§ **DIRECTIONS**: Write out all the lines again, precisely as they stand, but without the images.

§ **EXTRACTED MATERIAL**:
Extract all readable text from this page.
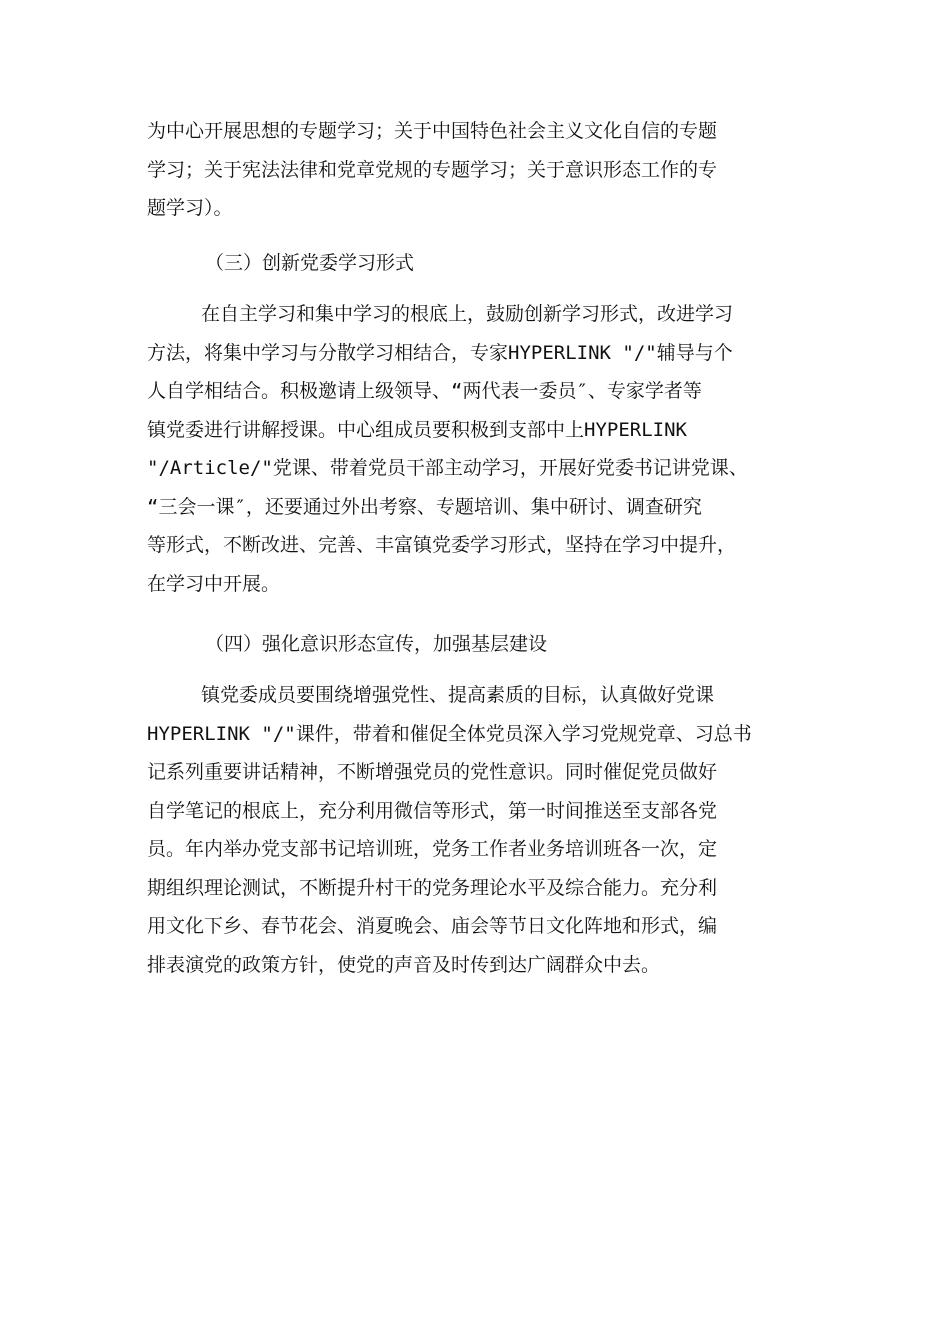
为中心开展思想的专题学习；关于中国特色社会主义文化自信的专题
学习；关于宪法法律和党章党规的专题学习；关于意识形态工作的专
题学习）。
（三）创新党委学习形式
在自主学习和集中学习的根底上，鼓励创新学习形式，改进学习
方法，将集中学习与分散学习相结合，专家HYPERLINK "/"辅导与个
人自学相结合。积极邀请上级领导、“两代表一委员″、专家学者等
镇党委进行讲解授课。中心组成员要积极到支部中上HYPERLINK
"/Article/"党课、带着党员干部主动学习，开展好党委书记讲党课、
“三会一课″，还要通过外出考察、专题培训、集中研讨、调查研究
等形式，不断改进、完善、丰富镇党委学习形式，坚持在学习中提升，
在学习中开展。
（四）强化意识形态宣传，加强基层建设
镇党委成员要围绕增强党性、提高素质的目标，认真做好党课
HYPERLINK "/"课件，带着和催促全体党员深入学习党规党章、习总书
记系列重要讲话精神，不断增强党员的党性意识。同时催促党员做好
自学笔记的根底上，充分利用微信等形式，第一时间推送至支部各党
员。年内举办党支部书记培训班，党务工作者业务培训班各一次，定
期组织理论测试，不断提升村干的党务理论水平及综合能力。充分利
用文化下乡、春节花会、消夏晚会、庙会等节日文化阵地和形式，编
排表演党的政策方针，使党的声音及时传到达广阔群众中去。
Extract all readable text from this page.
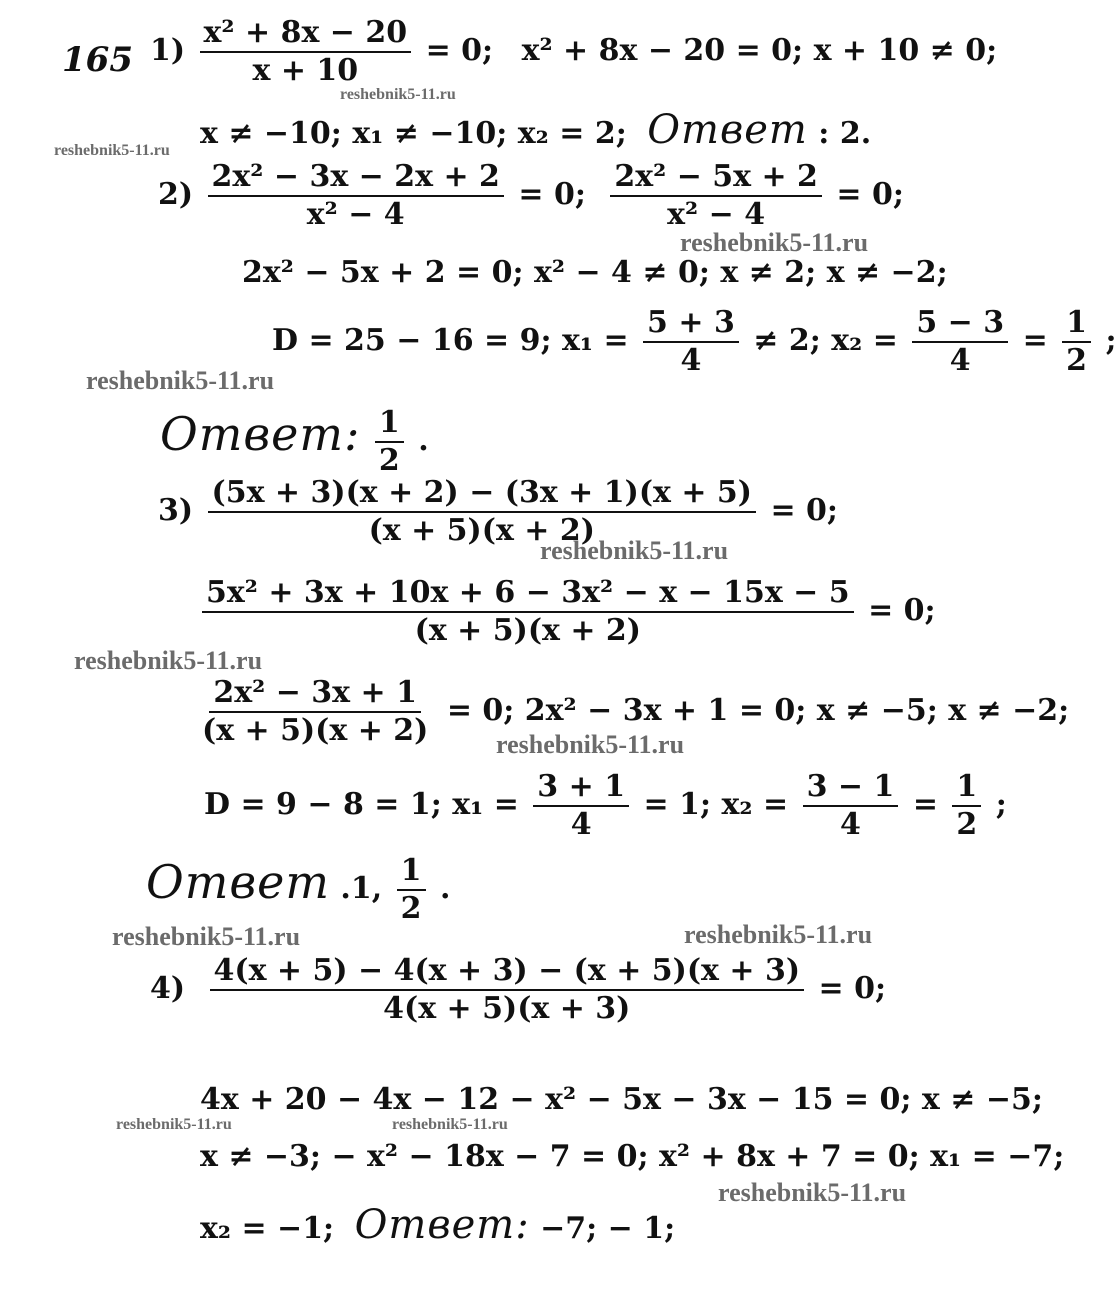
165 $1) \frac{\text{x² + 8x − 20}}{x + 10} = 0$; x² + 8x − 20 = 0; x + 10 ≠ 0;
x ≠ −10; x₁ ≠ −10; x₂ = 2; Ответ : 2.
$2) \frac{\text{2x² − 3x − 2x + 2}}{\text{x² − 4}} = 0$; $\frac{\text{2x² − 5x + 2}}{\text{x² − 4}} = 0$;
2x² − 5x + 2 = 0; x² − 4 ≠ 0; x ≠ 2; x ≠ −2;
D = 25 − 16 = 9; $x_1 = \frac{5 + 3}{4} \ne 2$; $x_2 = \frac{5 - 3}{4} = \frac{1}{2}$ ;
Ответ: $\frac{1}{2}$ .
$3) \frac{(5x + 3)(x + 2) - (3x + 1)(x + 5)}{(x + 5)(x + 2)} = 0$;
$\frac{\text{5x² + 3x + 10x + 6 − 3x² − x − 15x − 5}}{(x + 5)(x + 2)} = 0$;
$\frac{\text{2x² − 3x + 1}}{(x + 5)(x + 2)} = 0$; 2x² − 3x + 1 = 0; x ≠ −5; x ≠ −2;
D = 9 − 8 = 1; $x_1 = \frac{3 + 1}{4} = 1$; $x_2 = \frac{3 - 1}{4} = \frac{1}{2}$ ;
Ответ .1, $\frac{1}{2}$ .
$4) \frac{4(x + 5) - 4(x + 3) - (x + 5)(x + 3)}{4(x + 5)(x + 3)} = 0$;
4x + 20 − 4x − 12 − x² − 5x − 3x − 15 = 0; x ≠ −5;
x ≠ −3; − x² − 18x − 7 = 0; x² + 8x + 7 = 0; x₁ = −7;
x₂ = −1; Ответ: −7; − 1;
reshebnik5-11.ru
reshebnik5-11.ru
reshebnik5-11.ru
reshebnik5-11.ru
reshebnik5-11.ru
reshebnik5-11.ru
reshebnik5-11.ru
reshebnik5-11.ru	reshebnik5-11.ru
reshebnik5-11.ru	reshebnik5-11.ru
reshebnik5-11.ru
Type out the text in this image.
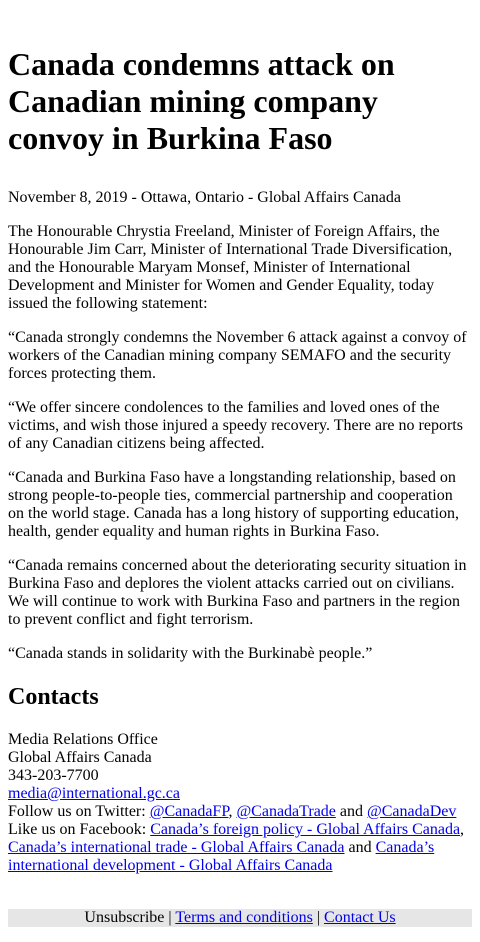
Canada condemns attack on Canadian mining company convoy in Burkina Faso

November 8, 2019 - Ottawa, Ontario - Global Affairs Canada

The Honourable Chrystia Freeland, Minister of Foreign Affairs, the Honourable Jim Carr, Minister of International Trade Diversification, and the Honourable Maryam Monsef, Minister of International Development and Minister for Women and Gender Equality, today issued the following statement:

“Canada strongly condemns the November 6 attack against a convoy of workers of the Canadian mining company SEMAFO and the security forces protecting them.

“We offer sincere condolences to the families and loved ones of the victims, and wish those injured a speedy recovery. There are no reports of any Canadian citizens being affected.

“Canada and Burkina Faso have a longstanding relationship, based on strong people-to-people ties, commercial partnership and cooperation on the world stage. Canada has a long history of supporting education, health, gender equality and human rights in Burkina Faso.

“Canada remains concerned about the deteriorating security situation in Burkina Faso and deplores the violent attacks carried out on civilians. We will continue to work with Burkina Faso and partners in the region to prevent conflict and fight terrorism.

“Canada stands in solidarity with the Burkinabè people.”

Contacts
Media Relations Office
Global Affairs Canada
343-203-7700
media@international.gc.ca
Follow us on Twitter: @CanadaFP, @CanadaTrade and @CanadaDev
Like us on Facebook: Canada’s foreign policy - Global Affairs Canada, Canada’s international trade - Global Affairs Canada and Canada’s international development - Global Affairs Canada
Unsubscribe | Terms and conditions | Contact Us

§ **PROBLEM SOLUTION**:
Extract all readable text from this page.
为中心开展思想的专题学习；关于中国特色社会主义文化自信的专题
学习；关于宪法法律和党章党规的专题学习；关于意识形态工作的专
题学习）。
（三）创新党委学习形式
在自主学习和集中学习的根底上，鼓励创新学习形式，改进学习
方法，将集中学习与分散学习相结合，专家HYPERLINK "/"辅导与个
人自学相结合。积极邀请上级领导、“两代表一委员″、专家学者等
镇党委进行讲解授课。中心组成员要积极到支部中上HYPERLINK
"/Article/"党课、带着党员干部主动学习，开展好党委书记讲党课、
“三会一课″，还要通过外出考察、专题培训、集中研讨、调查研究
等形式，不断改进、完善、丰富镇党委学习形式，坚持在学习中提升，
在学习中开展。
（四）强化意识形态宣传，加强基层建设
镇党委成员要围绕增强党性、提高素质的目标，认真做好党课
HYPERLINK "/"课件，带着和催促全体党员深入学习党规党章、习总书
记系列重要讲话精神，不断增强党员的党性意识。同时催促党员做好
自学笔记的根底上，充分利用微信等形式，第一时间推送至支部各党
员。年内举办党支部书记培训班，党务工作者业务培训班各一次，定
期组织理论测试，不断提升村干的党务理论水平及综合能力。充分利
用文化下乡、春节花会、消夏晚会、庙会等节日文化阵地和形式，编
排表演党的政策方针，使党的声音及时传到达广阔群众中去。
Extract all readable text from this page.
165 $1) \frac{\text{x² + 8x − 20}}{x + 10} = 0$; x² + 8x − 20 = 0; x + 10 ≠ 0;
x ≠ −10; x₁ ≠ −10; x₂ = 2; Ответ : 2.
$2) \frac{\text{2x² − 3x − 2x + 2}}{\text{x² − 4}} = 0$; $\frac{\text{2x² − 5x + 2}}{\text{x² − 4}} = 0$;
2x² − 5x + 2 = 0; x² − 4 ≠ 0; x ≠ 2; x ≠ −2;
D = 25 − 16 = 9; $x_1 = \frac{5 + 3}{4} \ne 2$; $x_2 = \frac{5 - 3}{4} = \frac{1}{2}$ ;
Ответ: $\frac{1}{2}$ .
$3) \frac{(5x + 3)(x + 2) - (3x + 1)(x + 5)}{(x + 5)(x + 2)} = 0$;
$\frac{\text{5x² + 3x + 10x + 6 − 3x² − x − 15x − 5}}{(x + 5)(x + 2)} = 0$;
$\frac{\text{2x² − 3x + 1}}{(x + 5)(x + 2)} = 0$; 2x² − 3x + 1 = 0; x ≠ −5; x ≠ −2;
D = 9 − 8 = 1; $x_1 = \frac{3 + 1}{4} = 1$; $x_2 = \frac{3 - 1}{4} = \frac{1}{2}$ ;
Ответ .1, $\frac{1}{2}$ .
$4) \frac{4(x + 5) - 4(x + 3) - (x + 5)(x + 3)}{4(x + 5)(x + 3)} = 0$;
4x + 20 − 4x − 12 − x² − 5x − 3x − 15 = 0; x ≠ −5;
x ≠ −3; − x² − 18x − 7 = 0; x² + 8x + 7 = 0; x₁ = −7;
x₂ = −1; Ответ: −7; − 1;
reshebnik5-11.ru
reshebnik5-11.ru
reshebnik5-11.ru
reshebnik5-11.ru
reshebnik5-11.ru
reshebnik5-11.ru
reshebnik5-11.ru
reshebnik5-11.ru	reshebnik5-11.ru
reshebnik5-11.ru	reshebnik5-11.ru
reshebnik5-11.ru
Type out the text in this image.
Canada condemns attack on Canadian mining company convoy in Burkina Faso

November 8, 2019 - Ottawa, Ontario - Global Affairs Canada

The Honourable Chrystia Freeland, Minister of Foreign Affairs, the Honourable Jim Carr, Minister of International Trade Diversification, and the Honourable Maryam Monsef, Minister of International Development and Minister for Women and Gender Equality, today issued the following statement:

“Canada strongly condemns the November 6 attack against a convoy of workers of the Canadian mining company SEMAFO and the security forces protecting them.

“We offer sincere condolences to the families and loved ones of the victims, and wish those injured a speedy recovery. There are no reports of any Canadian citizens being affected.

“Canada and Burkina Faso have a longstanding relationship, based on strong people-to-people ties, commercial partnership and cooperation on the world stage. Canada has a long history of supporting education, health, gender equality and human rights in Burkina Faso.

“Canada remains concerned about the deteriorating security situation in Burkina Faso and deplores the violent attacks carried out on civilians. We will continue to work with Burkina Faso and partners in the region to prevent conflict and fight terrorism.

“Canada stands in solidarity with the Burkinabè people.”

Contacts
Media Relations Office
Global Affairs Canada
343-203-7700
media@international.gc.ca
Follow us on Twitter: @CanadaFP, @CanadaTrade and @CanadaDev
Like us on Facebook: Canada’s foreign policy - Global Affairs Canada, Canada’s international trade - Global Affairs Canada and Canada’s international development - Global Affairs Canada
Unsubscribe | Terms and conditions | Contact Us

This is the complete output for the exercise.